Stated exercise >>
Return a copy of each line that holds the string "القطاع".
╭─ Stored records
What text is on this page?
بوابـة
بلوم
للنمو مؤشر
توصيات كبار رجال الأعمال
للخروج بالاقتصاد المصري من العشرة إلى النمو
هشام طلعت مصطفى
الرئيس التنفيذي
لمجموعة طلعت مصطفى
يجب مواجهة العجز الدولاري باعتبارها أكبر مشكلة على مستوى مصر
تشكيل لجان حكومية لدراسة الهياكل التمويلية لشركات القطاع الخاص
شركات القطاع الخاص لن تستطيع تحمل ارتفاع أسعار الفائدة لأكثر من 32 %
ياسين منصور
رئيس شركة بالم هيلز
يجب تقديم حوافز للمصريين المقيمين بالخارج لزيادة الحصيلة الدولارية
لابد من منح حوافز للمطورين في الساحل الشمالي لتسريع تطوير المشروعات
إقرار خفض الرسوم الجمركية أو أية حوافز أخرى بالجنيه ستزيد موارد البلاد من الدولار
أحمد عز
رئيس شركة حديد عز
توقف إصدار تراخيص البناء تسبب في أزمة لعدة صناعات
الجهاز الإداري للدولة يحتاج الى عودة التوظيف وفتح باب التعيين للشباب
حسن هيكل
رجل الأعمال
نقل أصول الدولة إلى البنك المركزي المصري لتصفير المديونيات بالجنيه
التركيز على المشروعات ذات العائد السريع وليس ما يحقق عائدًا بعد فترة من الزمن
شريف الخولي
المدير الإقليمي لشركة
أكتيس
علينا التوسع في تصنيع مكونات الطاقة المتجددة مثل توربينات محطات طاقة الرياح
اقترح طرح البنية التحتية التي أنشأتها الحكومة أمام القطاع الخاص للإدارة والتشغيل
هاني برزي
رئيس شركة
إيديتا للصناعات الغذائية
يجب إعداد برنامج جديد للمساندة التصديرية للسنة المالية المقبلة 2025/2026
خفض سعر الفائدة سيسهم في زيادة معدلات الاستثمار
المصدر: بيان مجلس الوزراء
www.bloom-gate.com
╰─
The solution >>
تشكيل لجان حكومية لدراسة الهياكل التمويلية لشركات القطاع الخاص
شركات القطاع الخاص لن تستطيع تحمل ارتفاع أسعار الفائدة لأكثر من 32 %
اقترح طرح البنية التحتية التي أنشأتها الحكومة أمام القطاع الخاص للإدارة والتشغيل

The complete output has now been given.